[The task]: All of the material below is to be returned exactly.

[Available data]:
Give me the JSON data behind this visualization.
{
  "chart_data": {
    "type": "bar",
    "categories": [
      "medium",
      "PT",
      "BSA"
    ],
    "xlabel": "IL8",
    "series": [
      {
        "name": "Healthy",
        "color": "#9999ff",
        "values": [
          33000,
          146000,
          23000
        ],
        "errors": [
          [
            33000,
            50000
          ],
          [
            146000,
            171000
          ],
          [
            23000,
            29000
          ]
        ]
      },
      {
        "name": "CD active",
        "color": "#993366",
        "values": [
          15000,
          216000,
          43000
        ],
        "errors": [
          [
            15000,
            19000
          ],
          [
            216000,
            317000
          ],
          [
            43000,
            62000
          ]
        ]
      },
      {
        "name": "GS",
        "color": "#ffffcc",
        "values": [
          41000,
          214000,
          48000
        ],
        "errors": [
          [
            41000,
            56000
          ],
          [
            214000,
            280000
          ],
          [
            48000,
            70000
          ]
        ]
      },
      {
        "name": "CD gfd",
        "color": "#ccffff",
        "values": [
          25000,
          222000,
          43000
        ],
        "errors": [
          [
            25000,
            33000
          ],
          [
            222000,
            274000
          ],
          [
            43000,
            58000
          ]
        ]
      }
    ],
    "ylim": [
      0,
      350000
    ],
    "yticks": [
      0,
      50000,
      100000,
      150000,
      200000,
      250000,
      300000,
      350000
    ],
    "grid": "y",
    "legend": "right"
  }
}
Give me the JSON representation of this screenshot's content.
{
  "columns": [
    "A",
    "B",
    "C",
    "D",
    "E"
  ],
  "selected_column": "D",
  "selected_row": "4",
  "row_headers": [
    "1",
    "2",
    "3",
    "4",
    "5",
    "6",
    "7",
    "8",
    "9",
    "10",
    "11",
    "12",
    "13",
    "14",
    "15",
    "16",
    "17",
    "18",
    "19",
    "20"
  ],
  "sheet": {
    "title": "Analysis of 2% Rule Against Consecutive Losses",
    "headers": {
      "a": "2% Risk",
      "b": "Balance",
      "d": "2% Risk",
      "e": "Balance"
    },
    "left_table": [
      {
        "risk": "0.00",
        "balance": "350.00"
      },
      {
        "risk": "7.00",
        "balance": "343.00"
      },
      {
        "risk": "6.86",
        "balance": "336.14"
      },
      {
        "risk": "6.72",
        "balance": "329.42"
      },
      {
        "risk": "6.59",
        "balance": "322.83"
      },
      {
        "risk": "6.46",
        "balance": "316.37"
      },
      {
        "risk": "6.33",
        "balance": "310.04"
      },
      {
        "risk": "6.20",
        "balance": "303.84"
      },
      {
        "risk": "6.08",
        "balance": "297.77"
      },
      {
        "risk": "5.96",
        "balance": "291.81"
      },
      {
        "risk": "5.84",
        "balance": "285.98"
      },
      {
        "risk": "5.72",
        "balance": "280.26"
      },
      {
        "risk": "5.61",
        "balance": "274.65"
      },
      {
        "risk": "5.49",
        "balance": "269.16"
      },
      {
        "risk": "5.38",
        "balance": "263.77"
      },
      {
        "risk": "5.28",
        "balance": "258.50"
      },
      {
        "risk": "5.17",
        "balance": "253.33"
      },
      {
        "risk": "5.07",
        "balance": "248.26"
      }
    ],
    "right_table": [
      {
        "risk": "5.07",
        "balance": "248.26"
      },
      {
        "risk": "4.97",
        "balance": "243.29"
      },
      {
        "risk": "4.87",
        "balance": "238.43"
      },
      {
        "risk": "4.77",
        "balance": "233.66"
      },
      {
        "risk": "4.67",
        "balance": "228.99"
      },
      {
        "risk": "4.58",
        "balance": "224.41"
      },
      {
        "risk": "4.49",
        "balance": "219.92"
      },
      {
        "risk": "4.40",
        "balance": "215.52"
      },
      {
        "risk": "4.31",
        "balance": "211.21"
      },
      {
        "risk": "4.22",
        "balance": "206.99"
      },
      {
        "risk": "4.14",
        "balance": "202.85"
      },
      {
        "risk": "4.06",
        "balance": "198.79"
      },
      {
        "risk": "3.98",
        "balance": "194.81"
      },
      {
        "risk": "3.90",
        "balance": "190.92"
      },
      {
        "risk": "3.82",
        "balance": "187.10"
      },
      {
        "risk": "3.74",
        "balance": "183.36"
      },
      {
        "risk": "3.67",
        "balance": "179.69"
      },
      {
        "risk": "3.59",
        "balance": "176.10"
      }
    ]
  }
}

[Written reply]:
Give me the JSON data behind this visualization.
{
  "chart_data": {
    "type": "bar",
    "categories": [
      "medium",
      "PT",
      "BSA"
    ],
    "xlabel": "IL8",
    "series": [
      {
        "name": "Healthy",
        "color": "#9999ff",
        "values": [
          33000,
          146000,
          23000
        ],
        "errors": [
          [
            33000,
            50000
          ],
          [
            146000,
            171000
          ],
          [
            23000,
            29000
          ]
        ]
      },
      {
        "name": "CD active",
        "color": "#993366",
        "values": [
          15000,
          216000,
          43000
        ],
        "errors": [
          [
            15000,
            19000
          ],
          [
            216000,
            317000
          ],
          [
            43000,
            62000
          ]
        ]
      },
      {
        "name": "GS",
        "color": "#ffffcc",
        "values": [
          41000,
          214000,
          48000
        ],
        "errors": [
          [
            41000,
            56000
          ],
          [
            214000,
            280000
          ],
          [
            48000,
            70000
          ]
        ]
      },
      {
        "name": "CD gfd",
        "color": "#ccffff",
        "values": [
          25000,
          222000,
          43000
        ],
        "errors": [
          [
            25000,
            33000
          ],
          [
            222000,
            274000
          ],
          [
            43000,
            58000
          ]
        ]
      }
    ],
    "ylim": [
      0,
      350000
    ],
    "yticks": [
      0,
      50000,
      100000,
      150000,
      200000,
      250000,
      300000,
      350000
    ],
    "grid": "y",
    "legend": "right"
  }
}
Give me the JSON representation of this screenshot's content.
{
  "columns": [
    "A",
    "B",
    "C",
    "D",
    "E"
  ],
  "selected_column": "D",
  "selected_row": "4",
  "row_headers": [
    "1",
    "2",
    "3",
    "4",
    "5",
    "6",
    "7",
    "8",
    "9",
    "10",
    "11",
    "12",
    "13",
    "14",
    "15",
    "16",
    "17",
    "18",
    "19",
    "20"
  ],
  "sheet": {
    "title": "Analysis of 2% Rule Against Consecutive Losses",
    "headers": {
      "a": "2% Risk",
      "b": "Balance",
      "d": "2% Risk",
      "e": "Balance"
    },
    "left_table": [
      {
        "risk": "0.00",
        "balance": "350.00"
      },
      {
        "risk": "7.00",
        "balance": "343.00"
      },
      {
        "risk": "6.86",
        "balance": "336.14"
      },
      {
        "risk": "6.72",
        "balance": "329.42"
      },
      {
        "risk": "6.59",
        "balance": "322.83"
      },
      {
        "risk": "6.46",
        "balance": "316.37"
      },
      {
        "risk": "6.33",
        "balance": "310.04"
      },
      {
        "risk": "6.20",
        "balance": "303.84"
      },
      {
        "risk": "6.08",
        "balance": "297.77"
      },
      {
        "risk": "5.96",
        "balance": "291.81"
      },
      {
        "risk": "5.84",
        "balance": "285.98"
      },
      {
        "risk": "5.72",
        "balance": "280.26"
      },
      {
        "risk": "5.61",
        "balance": "274.65"
      },
      {
        "risk": "5.49",
        "balance": "269.16"
      },
      {
        "risk": "5.38",
        "balance": "263.77"
      },
      {
        "risk": "5.28",
        "balance": "258.50"
      },
      {
        "risk": "5.17",
        "balance": "253.33"
      },
      {
        "risk": "5.07",
        "balance": "248.26"
      }
    ],
    "right_table": [
      {
        "risk": "5.07",
        "balance": "248.26"
      },
      {
        "risk": "4.97",
        "balance": "243.29"
      },
      {
        "risk": "4.87",
        "balance": "238.43"
      },
      {
        "risk": "4.77",
        "balance": "233.66"
      },
      {
        "risk": "4.67",
        "balance": "228.99"
      },
      {
        "risk": "4.58",
        "balance": "224.41"
      },
      {
        "risk": "4.49",
        "balance": "219.92"
      },
      {
        "risk": "4.40",
        "balance": "215.52"
      },
      {
        "risk": "4.31",
        "balance": "211.21"
      },
      {
        "risk": "4.22",
        "balance": "206.99"
      },
      {
        "risk": "4.14",
        "balance": "202.85"
      },
      {
        "risk": "4.06",
        "balance": "198.79"
      },
      {
        "risk": "3.98",
        "balance": "194.81"
      },
      {
        "risk": "3.90",
        "balance": "190.92"
      },
      {
        "risk": "3.82",
        "balance": "187.10"
      },
      {
        "risk": "3.74",
        "balance": "183.36"
      },
      {
        "risk": "3.67",
        "balance": "179.69"
      },
      {
        "risk": "3.59",
        "balance": "176.10"
      }
    ]
  }
}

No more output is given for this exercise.